Используйте это свойство чтобы модифицировать строку, возвращаемую сервером.

В последнее время в новостях все больше
информации появляется по уязвимостям
класса HTTP Response Splitting, однако о самой
сущности уязвимости известно мало (по
крайней мере в русском Инете:)), посему мы
восполним пробел и расскажем о концепции
данной уязвимости. Ниже привожу рассказ
авторов «сенсации», непосредственно
открывших новую уязвимость.

В процессе разработки AppScan (утилита для
тестов по безопасности компании Sanctum) мы
столкнулись с новым видом атак, который
назвали HTTP Response Splitting. Это достаточно мощная
и в то же время элегантная техника может
найти свое применение во многих веб-средах.
HTTP Response Splitting позволяет проводить целый ряд
атак, таких как отравление кэша, cross-user defacement,
угон пользовательской информации и Cross-Site
Scripting (о них читайте ниже). Ошибки HTTP Response
Splitting и его производные свойственны
большинству веб-приложений и являются
следствием невозможности правильно
обработать ввод пользователя, в данном
случае неожидаемые символы CR или LF.

Атака HTTP Response Splitting может состояться как
минимум при участии трех составляющих:

  • Уязвимого веб-сервера.
  • Цели, взаимодействующей с сервером.
    Обычно это кеширующий сервер (прокси) или
    броузер (со своим кешем соответственно).
  • Атакующего, инициирующего нападение.

> [Задания]
[1] Ответьте на вопросы по тексту про HTTP Response Splitting.
(a) При разработке какой утилиты авторы столкнулись с этой атакой?
(b) Какие неожиданные символы в вводе пользователя веб-приложения не могут правильно обработать?
(c) Сколько составляющих как минимум нужно для такой атаки?
[2] Продолжите текст про HTTP Response Splitting после последнего предложения.
Записи, которые идут дальше, для этой работы не нужны.

[Сохранённые данные]
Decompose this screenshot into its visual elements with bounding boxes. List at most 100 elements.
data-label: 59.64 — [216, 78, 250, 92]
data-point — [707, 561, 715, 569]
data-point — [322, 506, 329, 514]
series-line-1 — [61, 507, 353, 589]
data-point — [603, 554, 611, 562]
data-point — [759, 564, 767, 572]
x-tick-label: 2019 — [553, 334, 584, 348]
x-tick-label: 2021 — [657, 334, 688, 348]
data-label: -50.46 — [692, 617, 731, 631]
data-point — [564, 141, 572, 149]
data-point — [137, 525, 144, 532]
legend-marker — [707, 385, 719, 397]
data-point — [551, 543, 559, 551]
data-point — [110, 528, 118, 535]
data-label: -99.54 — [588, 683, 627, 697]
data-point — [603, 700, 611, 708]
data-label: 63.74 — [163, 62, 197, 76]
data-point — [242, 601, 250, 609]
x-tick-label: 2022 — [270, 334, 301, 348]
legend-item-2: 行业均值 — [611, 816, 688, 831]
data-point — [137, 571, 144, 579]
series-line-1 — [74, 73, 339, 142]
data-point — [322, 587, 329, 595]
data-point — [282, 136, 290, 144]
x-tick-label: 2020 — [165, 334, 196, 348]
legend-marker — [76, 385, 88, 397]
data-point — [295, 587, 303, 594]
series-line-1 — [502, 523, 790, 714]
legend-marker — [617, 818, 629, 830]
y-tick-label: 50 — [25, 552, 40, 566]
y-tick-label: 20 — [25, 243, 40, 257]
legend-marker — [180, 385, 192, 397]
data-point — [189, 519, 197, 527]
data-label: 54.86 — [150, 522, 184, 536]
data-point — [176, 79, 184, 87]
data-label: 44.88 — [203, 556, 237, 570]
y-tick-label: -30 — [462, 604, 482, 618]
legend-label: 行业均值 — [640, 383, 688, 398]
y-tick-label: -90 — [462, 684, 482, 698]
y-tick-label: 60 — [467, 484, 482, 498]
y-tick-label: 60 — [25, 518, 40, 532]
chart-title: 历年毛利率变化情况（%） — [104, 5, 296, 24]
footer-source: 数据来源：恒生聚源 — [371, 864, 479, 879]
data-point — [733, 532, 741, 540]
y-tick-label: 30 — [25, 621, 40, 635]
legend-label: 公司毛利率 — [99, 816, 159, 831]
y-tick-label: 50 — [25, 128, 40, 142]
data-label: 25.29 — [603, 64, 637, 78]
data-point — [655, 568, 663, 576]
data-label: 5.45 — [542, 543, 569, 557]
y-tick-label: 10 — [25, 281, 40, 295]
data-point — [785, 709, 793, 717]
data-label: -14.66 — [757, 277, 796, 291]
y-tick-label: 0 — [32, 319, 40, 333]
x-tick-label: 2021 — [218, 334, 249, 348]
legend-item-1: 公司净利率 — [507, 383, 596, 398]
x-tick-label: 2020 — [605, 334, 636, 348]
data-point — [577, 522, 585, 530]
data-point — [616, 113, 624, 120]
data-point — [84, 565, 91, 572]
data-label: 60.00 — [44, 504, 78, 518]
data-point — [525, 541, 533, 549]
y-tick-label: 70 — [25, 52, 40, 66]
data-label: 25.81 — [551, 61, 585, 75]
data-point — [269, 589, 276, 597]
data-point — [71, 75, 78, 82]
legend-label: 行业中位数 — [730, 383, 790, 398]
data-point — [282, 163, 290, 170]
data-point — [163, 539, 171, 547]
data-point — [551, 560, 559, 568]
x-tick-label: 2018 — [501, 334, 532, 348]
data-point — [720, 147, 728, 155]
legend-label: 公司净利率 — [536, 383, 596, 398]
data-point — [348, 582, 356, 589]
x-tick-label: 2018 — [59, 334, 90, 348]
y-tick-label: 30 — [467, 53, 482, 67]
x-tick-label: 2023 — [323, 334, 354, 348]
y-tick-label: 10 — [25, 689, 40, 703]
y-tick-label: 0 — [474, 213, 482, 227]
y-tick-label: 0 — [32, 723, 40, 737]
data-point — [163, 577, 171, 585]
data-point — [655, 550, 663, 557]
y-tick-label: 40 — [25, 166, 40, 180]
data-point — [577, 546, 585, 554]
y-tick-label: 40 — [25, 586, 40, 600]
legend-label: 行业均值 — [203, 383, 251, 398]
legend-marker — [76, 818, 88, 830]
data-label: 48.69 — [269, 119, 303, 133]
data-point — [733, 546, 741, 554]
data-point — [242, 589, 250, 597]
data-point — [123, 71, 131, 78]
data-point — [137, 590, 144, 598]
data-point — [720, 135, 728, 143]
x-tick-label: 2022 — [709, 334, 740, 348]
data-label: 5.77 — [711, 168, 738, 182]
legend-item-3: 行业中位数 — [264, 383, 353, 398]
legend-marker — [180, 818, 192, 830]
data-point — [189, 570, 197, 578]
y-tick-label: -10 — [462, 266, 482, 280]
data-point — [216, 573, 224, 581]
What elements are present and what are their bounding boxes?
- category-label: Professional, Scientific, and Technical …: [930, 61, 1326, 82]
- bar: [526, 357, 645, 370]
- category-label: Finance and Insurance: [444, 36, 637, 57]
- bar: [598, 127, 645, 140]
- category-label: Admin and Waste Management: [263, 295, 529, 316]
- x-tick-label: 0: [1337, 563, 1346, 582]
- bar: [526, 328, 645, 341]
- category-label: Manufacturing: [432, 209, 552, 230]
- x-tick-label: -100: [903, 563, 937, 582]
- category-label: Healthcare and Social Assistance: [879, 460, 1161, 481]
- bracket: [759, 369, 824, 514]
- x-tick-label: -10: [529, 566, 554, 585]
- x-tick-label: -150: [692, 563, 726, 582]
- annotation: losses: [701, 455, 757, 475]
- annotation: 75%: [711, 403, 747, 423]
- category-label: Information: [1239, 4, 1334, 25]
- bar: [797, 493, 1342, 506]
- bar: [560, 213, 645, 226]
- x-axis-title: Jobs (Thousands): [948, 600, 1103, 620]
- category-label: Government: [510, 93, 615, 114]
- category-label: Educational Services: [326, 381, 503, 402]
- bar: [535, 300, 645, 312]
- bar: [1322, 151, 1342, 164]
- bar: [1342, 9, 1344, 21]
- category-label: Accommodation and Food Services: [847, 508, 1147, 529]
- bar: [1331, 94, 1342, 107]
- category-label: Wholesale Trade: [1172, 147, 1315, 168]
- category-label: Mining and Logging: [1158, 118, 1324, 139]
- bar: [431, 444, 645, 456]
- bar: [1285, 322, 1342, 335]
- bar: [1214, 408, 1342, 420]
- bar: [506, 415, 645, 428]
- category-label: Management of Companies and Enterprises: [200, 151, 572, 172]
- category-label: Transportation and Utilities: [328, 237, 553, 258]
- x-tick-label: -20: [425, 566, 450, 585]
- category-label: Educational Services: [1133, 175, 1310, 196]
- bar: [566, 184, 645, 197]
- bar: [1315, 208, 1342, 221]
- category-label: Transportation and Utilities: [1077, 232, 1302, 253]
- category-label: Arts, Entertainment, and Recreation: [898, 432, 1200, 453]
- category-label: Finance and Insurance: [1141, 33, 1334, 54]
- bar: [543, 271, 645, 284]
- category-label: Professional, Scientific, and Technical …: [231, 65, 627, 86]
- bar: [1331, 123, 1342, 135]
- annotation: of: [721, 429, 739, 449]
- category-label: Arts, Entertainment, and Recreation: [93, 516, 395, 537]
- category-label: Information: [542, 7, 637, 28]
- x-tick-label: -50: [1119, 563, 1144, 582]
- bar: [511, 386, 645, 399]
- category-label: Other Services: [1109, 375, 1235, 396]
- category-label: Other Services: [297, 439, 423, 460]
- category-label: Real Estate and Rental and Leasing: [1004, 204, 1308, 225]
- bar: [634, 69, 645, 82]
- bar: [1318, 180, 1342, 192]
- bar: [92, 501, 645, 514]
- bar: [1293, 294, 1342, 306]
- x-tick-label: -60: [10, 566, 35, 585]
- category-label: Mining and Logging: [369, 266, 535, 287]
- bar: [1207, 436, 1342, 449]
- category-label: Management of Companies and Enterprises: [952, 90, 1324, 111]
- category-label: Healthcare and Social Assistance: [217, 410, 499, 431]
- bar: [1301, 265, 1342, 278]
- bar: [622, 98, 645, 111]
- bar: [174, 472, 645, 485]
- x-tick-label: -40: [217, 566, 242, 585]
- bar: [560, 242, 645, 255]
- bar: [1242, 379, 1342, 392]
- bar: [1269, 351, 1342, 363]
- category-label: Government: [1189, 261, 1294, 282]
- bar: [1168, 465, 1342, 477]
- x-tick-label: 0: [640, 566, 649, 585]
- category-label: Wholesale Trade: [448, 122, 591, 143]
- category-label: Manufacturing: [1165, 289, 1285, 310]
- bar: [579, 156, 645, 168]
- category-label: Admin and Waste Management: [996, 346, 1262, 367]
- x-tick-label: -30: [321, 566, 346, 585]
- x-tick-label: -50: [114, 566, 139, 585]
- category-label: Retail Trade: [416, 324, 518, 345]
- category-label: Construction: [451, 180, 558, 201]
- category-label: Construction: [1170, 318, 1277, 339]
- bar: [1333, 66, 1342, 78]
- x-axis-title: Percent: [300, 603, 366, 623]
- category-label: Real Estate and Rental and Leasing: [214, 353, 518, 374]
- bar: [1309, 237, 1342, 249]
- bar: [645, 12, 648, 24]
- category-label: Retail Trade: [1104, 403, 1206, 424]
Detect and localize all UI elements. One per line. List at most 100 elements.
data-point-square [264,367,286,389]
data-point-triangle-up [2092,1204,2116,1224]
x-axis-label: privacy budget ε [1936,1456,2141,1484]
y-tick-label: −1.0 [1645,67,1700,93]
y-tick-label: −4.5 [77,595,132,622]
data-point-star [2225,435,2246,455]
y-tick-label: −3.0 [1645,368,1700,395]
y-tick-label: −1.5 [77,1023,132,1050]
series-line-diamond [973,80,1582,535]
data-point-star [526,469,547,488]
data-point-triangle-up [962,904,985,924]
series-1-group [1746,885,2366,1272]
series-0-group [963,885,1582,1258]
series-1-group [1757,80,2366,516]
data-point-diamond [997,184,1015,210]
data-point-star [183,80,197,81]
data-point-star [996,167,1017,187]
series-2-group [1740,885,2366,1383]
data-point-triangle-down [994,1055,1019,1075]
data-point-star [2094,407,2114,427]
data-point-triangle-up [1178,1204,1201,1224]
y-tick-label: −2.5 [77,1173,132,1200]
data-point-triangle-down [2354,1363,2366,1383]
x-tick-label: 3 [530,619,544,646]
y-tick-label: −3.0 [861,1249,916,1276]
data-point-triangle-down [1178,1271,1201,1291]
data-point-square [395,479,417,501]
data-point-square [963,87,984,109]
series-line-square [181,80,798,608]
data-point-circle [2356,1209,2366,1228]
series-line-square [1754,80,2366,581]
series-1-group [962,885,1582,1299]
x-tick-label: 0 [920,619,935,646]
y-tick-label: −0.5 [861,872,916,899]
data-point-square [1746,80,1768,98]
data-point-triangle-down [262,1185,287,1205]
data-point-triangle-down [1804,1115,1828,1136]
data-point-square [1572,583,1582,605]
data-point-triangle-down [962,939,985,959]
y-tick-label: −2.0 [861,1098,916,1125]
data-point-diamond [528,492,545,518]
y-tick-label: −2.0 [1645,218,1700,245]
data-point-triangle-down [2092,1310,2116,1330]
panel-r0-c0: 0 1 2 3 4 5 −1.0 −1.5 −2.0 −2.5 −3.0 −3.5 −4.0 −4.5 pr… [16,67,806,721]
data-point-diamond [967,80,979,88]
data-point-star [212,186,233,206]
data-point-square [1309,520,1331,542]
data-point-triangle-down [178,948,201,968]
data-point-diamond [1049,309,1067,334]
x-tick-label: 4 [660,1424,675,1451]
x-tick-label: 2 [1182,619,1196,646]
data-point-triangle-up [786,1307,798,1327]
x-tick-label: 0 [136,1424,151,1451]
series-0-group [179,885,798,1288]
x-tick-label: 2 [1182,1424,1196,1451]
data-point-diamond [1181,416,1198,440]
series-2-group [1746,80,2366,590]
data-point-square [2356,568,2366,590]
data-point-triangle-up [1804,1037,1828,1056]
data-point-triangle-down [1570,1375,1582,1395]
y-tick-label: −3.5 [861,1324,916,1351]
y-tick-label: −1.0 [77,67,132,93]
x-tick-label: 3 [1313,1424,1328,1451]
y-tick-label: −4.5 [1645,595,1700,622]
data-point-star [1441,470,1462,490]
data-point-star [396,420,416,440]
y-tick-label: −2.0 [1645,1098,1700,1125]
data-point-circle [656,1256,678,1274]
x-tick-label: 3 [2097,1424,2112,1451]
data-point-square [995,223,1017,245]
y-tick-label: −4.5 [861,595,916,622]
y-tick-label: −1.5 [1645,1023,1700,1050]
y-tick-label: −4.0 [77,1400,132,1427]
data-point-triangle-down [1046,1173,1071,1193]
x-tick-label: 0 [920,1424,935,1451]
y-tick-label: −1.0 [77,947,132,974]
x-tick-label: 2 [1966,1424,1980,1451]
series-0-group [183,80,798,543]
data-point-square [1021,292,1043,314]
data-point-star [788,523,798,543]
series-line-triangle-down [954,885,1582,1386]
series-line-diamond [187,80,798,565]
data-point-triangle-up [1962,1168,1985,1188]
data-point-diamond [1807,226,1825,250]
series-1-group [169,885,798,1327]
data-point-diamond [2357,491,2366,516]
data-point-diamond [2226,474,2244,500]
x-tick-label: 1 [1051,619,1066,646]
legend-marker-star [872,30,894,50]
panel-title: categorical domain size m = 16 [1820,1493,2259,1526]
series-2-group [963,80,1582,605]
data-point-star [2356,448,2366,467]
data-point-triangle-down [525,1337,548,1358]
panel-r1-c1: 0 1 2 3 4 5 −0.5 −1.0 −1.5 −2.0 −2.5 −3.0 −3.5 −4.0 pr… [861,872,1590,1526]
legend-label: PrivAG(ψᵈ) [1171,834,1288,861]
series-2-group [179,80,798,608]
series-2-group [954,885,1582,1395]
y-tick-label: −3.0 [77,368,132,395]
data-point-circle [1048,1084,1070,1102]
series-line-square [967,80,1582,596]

> [Ответы]
[1]
(a) AppScan, утилита компании Sanctum для тестов по безопасности.
(b) Символы CR или LF.
(c) Три: уязвимый веб-сервер, цель, которая взаимодействует с сервером, и атакующий.

[2]
Сердцем атаки является возможность
хакера послать единственный HTTP запрос,
который заставит веб-сервер сформировать
такой выходной поток, который примется
жертвой за целых два HTTP ответа (вместо
правильного одного). Первый ответ может
частично контролироваться нападающим,
однако в этом случае это не важно. Что
гораздо более важно — нападающий должен
полностью составлять второй ответ — от
статуса HTTP до последнего его байта. Если это
оказывается возможным, хакер (в самом
простом случае) инициирует атаку двумя
запросами от жертвы. Первый получает два
ответа от веб-сервера, второй обычно
обращается к некому невинному ресурсу на
сервере. Однако, следите за руками:
второй запрос замещается на получателе
вторым HTTP ответом от первого «разделенного»
запроса, который полностью контролируется
хакером. Атакующий таким образом
подставляет своей жертве вместо
запрошенного ресурса некоторый объем
информации им же и сформированный — второй
ответ в первом запросе.

Обычно уязвимости такого рода возникают
когда серверные скрипты внедряют
пользовательские данные в заголовки HTTP
ответов — например в URL перенаправления (статус
HTTP 3.xx), или когда программы формируют куки
на основе введенных пользователем данных. В
первом случае URL часть Location HTTP response header, а во
втором — Set-Cookie HTTP response header.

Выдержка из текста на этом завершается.